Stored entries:
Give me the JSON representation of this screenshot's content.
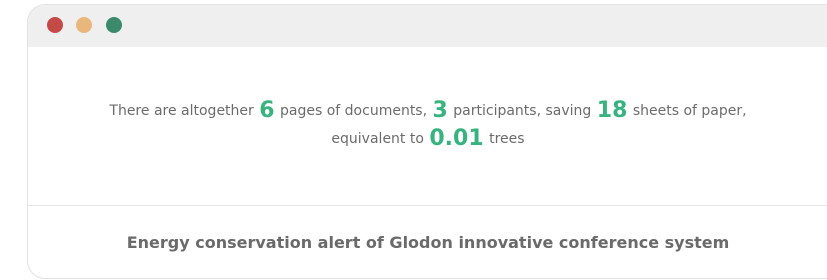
{
  "window": {
    "controls": [
      {
        "name": "close",
        "color": "#c44a48"
      },
      {
        "name": "minimize",
        "color": "#e9b77b"
      },
      {
        "name": "maximize",
        "color": "#3a8a6b"
      }
    ]
  },
  "stats": {
    "text_1": "There are altogether",
    "pages": "6",
    "text_2": "pages of documents,",
    "participants": "3",
    "text_3": "participants, saving",
    "sheets": "18",
    "text_4": "sheets of paper,",
    "text_5": "equivalent to",
    "trees": "0.01",
    "text_6": "trees"
  },
  "footer": {
    "title": "Energy conservation alert of Glodon innovative conference system"
  },
  "colors": {
    "accent": "#36b37e",
    "text": "#6b6b6b",
    "titlebar": "#efefef"
  }
}
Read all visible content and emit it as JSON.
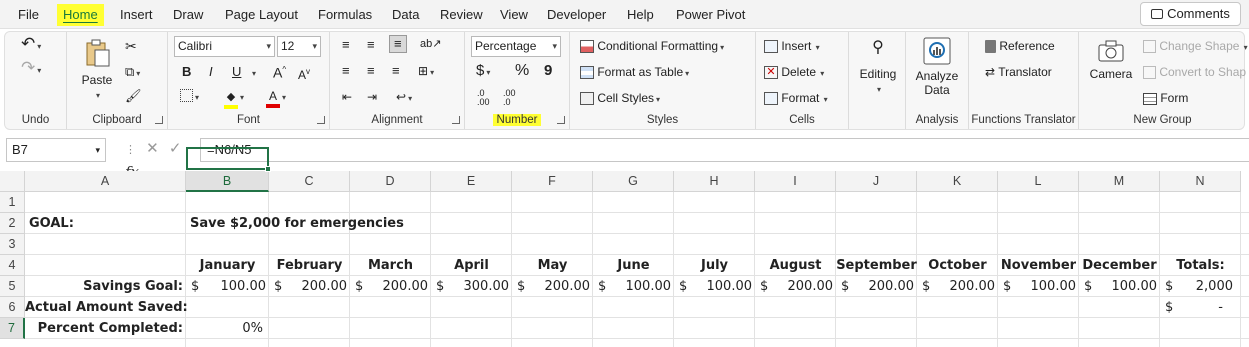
{
  "menu": {
    "tabs": [
      "File",
      "Home",
      "Insert",
      "Draw",
      "Page Layout",
      "Formulas",
      "Data",
      "Review",
      "View",
      "Developer",
      "Help",
      "Power Pivot"
    ],
    "active_tab": "Home",
    "comments_label": "Comments"
  },
  "ribbon": {
    "undo_group": "Undo",
    "clipboard": {
      "label": "Clipboard",
      "paste": "Paste"
    },
    "font": {
      "label": "Font",
      "name": "Calibri",
      "size": "12",
      "bold": "B",
      "italic": "I",
      "underline": "U",
      "grow": "A",
      "shrink": "A"
    },
    "alignment": {
      "label": "Alignment"
    },
    "number": {
      "label": "Number",
      "format": "Percentage",
      "currency": "$",
      "percent": "%",
      "comma": "9",
      "inc_dec_a": ".0",
      "inc_dec_b": ".00"
    },
    "styles": {
      "label": "Styles",
      "conditional": "Conditional Formatting",
      "format_table": "Format as Table",
      "cell_styles": "Cell Styles"
    },
    "cells": {
      "label": "Cells",
      "insert": "Insert",
      "delete": "Delete",
      "format": "Format"
    },
    "editing": {
      "label": "Editing"
    },
    "analysis": {
      "label": "Analysis",
      "analyze": "Analyze",
      "data": "Data"
    },
    "functions_translator": {
      "label": "Functions Translator",
      "reference": "Reference",
      "translator": "Translator"
    },
    "new_group": {
      "label": "New Group",
      "camera": "Camera",
      "change_shape": "Change Shape",
      "convert": "Convert to Shape",
      "form": "Form"
    }
  },
  "formula_bar": {
    "name_box": "B7",
    "formula": "=N6/N5"
  },
  "sheet": {
    "columns": [
      "A",
      "B",
      "C",
      "D",
      "E",
      "F",
      "G",
      "H",
      "I",
      "J",
      "K",
      "L",
      "M",
      "N"
    ],
    "rows": [
      "1",
      "2",
      "3",
      "4",
      "5",
      "6",
      "7"
    ],
    "goal_label": "GOAL:",
    "goal_text": "Save $2,000 for emergencies",
    "months": [
      "January",
      "February",
      "March",
      "April",
      "May",
      "June",
      "July",
      "August",
      "September",
      "October",
      "November",
      "December"
    ],
    "totals_label": "Totals:",
    "savings_goal_label": "Savings Goal:",
    "savings_goal_values": [
      "100.00",
      "200.00",
      "200.00",
      "300.00",
      "200.00",
      "100.00",
      "100.00",
      "200.00",
      "200.00",
      "200.00",
      "100.00",
      "100.00"
    ],
    "savings_goal_total": "2,000",
    "actual_label": "Actual Amount Saved:",
    "actual_total": "-",
    "percent_label": "Percent Completed:",
    "percent_value": "0%",
    "currency_symbol": "$"
  }
}
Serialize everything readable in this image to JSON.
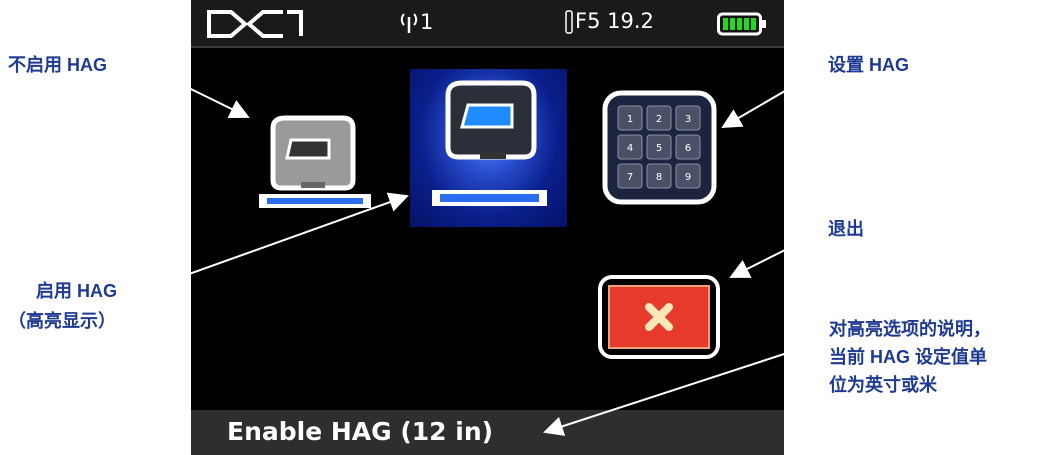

### Given instruction
Find all lines with "Shape" in them and copy each one.

### Full output
      "change_shape": "Change Shape",
      "convert": "Convert to Shape",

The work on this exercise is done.